INSTRUCTIONS FOR THE TASK:
Make a verbatim copy of all the records.

- - -

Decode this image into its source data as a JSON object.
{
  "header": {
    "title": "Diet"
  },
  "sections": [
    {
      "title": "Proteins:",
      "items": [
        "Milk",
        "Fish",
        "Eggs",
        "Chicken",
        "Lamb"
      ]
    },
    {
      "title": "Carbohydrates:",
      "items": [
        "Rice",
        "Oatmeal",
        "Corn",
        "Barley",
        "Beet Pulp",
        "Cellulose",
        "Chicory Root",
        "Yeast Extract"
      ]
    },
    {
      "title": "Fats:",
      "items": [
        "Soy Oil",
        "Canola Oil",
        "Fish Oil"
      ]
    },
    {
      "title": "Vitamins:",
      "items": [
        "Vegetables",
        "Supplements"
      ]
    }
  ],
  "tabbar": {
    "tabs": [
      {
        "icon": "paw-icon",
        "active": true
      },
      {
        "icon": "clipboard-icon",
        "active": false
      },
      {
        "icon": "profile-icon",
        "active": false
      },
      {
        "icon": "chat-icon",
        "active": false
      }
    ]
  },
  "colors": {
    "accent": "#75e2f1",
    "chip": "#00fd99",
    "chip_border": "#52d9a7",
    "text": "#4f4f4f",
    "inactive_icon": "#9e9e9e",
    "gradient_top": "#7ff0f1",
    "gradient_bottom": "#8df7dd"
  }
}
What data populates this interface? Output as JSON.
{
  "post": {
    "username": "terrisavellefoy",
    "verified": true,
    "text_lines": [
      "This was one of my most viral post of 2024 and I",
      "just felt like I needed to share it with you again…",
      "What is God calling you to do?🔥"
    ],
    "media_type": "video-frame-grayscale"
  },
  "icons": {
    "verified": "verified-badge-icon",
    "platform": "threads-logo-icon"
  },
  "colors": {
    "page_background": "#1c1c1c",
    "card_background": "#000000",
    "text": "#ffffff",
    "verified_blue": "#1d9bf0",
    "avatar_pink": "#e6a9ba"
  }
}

- - -

TASK SOLUTION:
Decode this image into its source data as a JSON object.
{
  "header": {
    "title": "Diet"
  },
  "sections": [
    {
      "title": "Proteins:",
      "items": [
        "Milk",
        "Fish",
        "Eggs",
        "Chicken",
        "Lamb"
      ]
    },
    {
      "title": "Carbohydrates:",
      "items": [
        "Rice",
        "Oatmeal",
        "Corn",
        "Barley",
        "Beet Pulp",
        "Cellulose",
        "Chicory Root",
        "Yeast Extract"
      ]
    },
    {
      "title": "Fats:",
      "items": [
        "Soy Oil",
        "Canola Oil",
        "Fish Oil"
      ]
    },
    {
      "title": "Vitamins:",
      "items": [
        "Vegetables",
        "Supplements"
      ]
    }
  ],
  "tabbar": {
    "tabs": [
      {
        "icon": "paw-icon",
        "active": true
      },
      {
        "icon": "clipboard-icon",
        "active": false
      },
      {
        "icon": "profile-icon",
        "active": false
      },
      {
        "icon": "chat-icon",
        "active": false
      }
    ]
  },
  "colors": {
    "accent": "#75e2f1",
    "chip": "#00fd99",
    "chip_border": "#52d9a7",
    "text": "#4f4f4f",
    "inactive_icon": "#9e9e9e",
    "gradient_top": "#7ff0f1",
    "gradient_bottom": "#8df7dd"
  }
}
What data populates this interface? Output as JSON.
{
  "post": {
    "username": "terrisavellefoy",
    "verified": true,
    "text_lines": [
      "This was one of my most viral post of 2024 and I",
      "just felt like I needed to share it with you again…",
      "What is God calling you to do?🔥"
    ],
    "media_type": "video-frame-grayscale"
  },
  "icons": {
    "verified": "verified-badge-icon",
    "platform": "threads-logo-icon"
  },
  "colors": {
    "page_background": "#1c1c1c",
    "card_background": "#000000",
    "text": "#ffffff",
    "verified_blue": "#1d9bf0",
    "avatar_pink": "#e6a9ba"
  }
}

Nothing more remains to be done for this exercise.